* **Stated problem**:
Below are records to be output exactly, every one of them.

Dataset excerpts
BEGIN
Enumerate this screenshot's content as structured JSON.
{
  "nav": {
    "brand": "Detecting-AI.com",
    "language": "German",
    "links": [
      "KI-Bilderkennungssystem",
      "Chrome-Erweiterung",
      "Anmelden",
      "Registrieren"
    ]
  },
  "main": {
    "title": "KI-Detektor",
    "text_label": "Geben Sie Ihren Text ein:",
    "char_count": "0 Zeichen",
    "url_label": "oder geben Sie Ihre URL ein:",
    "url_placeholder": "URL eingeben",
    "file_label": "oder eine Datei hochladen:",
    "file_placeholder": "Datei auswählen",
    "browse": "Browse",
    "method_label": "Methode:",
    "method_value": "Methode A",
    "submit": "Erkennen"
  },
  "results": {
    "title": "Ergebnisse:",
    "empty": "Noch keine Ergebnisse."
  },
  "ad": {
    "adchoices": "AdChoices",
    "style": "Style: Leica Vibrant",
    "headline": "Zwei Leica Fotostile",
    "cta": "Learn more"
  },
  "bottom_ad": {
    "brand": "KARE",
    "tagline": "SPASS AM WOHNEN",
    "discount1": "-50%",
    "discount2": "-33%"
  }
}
END
* **Task answer**:
Enumerate this screenshot's content as structured JSON.
{
  "nav": {
    "brand": "Detecting-AI.com",
    "language": "German",
    "links": [
      "KI-Bilderkennungssystem",
      "Chrome-Erweiterung",
      "Anmelden",
      "Registrieren"
    ]
  },
  "main": {
    "title": "KI-Detektor",
    "text_label": "Geben Sie Ihren Text ein:",
    "char_count": "0 Zeichen",
    "url_label": "oder geben Sie Ihre URL ein:",
    "url_placeholder": "URL eingeben",
    "file_label": "oder eine Datei hochladen:",
    "file_placeholder": "Datei auswählen",
    "browse": "Browse",
    "method_label": "Methode:",
    "method_value": "Methode A",
    "submit": "Erkennen"
  },
  "results": {
    "title": "Ergebnisse:",
    "empty": "Noch keine Ergebnisse."
  },
  "ad": {
    "adchoices": "AdChoices",
    "style": "Style: Leica Vibrant",
    "headline": "Zwei Leica Fotostile",
    "cta": "Learn more"
  },
  "bottom_ad": {
    "brand": "KARE",
    "tagline": "SPASS AM WOHNEN",
    "discount1": "-50%",
    "discount2": "-33%"
  }
}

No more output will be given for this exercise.